Work to be completed:
Copy out all the lines in the records that include the word "link".
%%
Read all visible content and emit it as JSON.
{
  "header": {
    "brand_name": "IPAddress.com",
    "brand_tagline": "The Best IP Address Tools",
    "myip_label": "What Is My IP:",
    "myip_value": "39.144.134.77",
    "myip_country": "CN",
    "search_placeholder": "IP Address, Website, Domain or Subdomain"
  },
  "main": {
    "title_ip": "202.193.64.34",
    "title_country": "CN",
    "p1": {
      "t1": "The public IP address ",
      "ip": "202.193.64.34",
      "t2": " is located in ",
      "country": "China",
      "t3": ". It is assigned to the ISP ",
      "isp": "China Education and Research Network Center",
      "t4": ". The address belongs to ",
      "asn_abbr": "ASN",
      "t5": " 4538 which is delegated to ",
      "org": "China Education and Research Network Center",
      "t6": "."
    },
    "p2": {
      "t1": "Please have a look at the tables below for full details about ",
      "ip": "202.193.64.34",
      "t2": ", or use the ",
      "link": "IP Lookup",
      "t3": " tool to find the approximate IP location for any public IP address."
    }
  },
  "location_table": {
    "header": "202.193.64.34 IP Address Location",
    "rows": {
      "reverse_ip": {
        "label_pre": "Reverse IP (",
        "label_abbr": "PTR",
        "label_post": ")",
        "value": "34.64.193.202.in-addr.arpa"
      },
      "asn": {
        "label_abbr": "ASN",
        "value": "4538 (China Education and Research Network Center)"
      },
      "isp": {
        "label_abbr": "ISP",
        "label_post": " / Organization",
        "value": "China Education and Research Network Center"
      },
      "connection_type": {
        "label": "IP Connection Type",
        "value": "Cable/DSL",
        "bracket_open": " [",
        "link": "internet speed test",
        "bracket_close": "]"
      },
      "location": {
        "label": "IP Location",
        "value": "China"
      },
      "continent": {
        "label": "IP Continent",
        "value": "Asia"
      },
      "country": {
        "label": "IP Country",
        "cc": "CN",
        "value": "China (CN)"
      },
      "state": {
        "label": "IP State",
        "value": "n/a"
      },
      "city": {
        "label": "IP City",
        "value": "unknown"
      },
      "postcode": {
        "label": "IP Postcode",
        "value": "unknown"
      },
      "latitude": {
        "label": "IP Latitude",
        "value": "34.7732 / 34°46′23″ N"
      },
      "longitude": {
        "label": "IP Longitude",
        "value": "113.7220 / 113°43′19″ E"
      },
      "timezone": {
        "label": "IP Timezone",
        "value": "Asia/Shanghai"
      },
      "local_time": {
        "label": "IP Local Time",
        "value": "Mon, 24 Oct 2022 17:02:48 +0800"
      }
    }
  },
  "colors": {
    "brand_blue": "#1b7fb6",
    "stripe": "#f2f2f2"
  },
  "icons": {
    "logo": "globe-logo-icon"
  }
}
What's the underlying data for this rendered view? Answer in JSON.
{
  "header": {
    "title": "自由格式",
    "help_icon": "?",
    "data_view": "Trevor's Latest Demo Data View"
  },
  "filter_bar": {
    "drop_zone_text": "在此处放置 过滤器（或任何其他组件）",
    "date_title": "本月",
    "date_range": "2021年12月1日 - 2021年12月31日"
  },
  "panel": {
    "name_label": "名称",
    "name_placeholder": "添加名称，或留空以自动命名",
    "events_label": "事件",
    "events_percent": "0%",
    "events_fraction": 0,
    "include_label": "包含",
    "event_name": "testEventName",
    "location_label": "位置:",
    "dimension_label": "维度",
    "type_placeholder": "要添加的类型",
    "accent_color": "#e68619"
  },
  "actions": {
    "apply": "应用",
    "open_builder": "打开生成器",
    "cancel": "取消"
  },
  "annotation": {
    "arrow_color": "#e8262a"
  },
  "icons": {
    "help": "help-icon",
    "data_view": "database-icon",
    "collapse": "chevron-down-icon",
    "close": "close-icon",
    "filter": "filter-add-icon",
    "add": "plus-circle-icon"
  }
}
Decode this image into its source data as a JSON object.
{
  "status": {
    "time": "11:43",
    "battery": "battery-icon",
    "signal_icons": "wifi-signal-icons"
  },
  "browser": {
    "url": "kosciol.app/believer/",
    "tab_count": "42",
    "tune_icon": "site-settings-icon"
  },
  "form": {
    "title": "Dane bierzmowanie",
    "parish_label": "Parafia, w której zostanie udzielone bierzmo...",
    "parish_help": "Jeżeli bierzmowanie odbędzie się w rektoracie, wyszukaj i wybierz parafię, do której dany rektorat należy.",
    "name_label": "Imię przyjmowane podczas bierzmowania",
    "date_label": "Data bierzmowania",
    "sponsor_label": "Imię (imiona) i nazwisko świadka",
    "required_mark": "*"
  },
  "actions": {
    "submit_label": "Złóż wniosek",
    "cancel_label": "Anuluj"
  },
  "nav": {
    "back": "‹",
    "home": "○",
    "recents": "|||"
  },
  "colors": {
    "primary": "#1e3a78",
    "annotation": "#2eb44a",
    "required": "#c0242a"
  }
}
%%
Task solution:
      "link": "IP Lookup",
        "link": "internet speed test",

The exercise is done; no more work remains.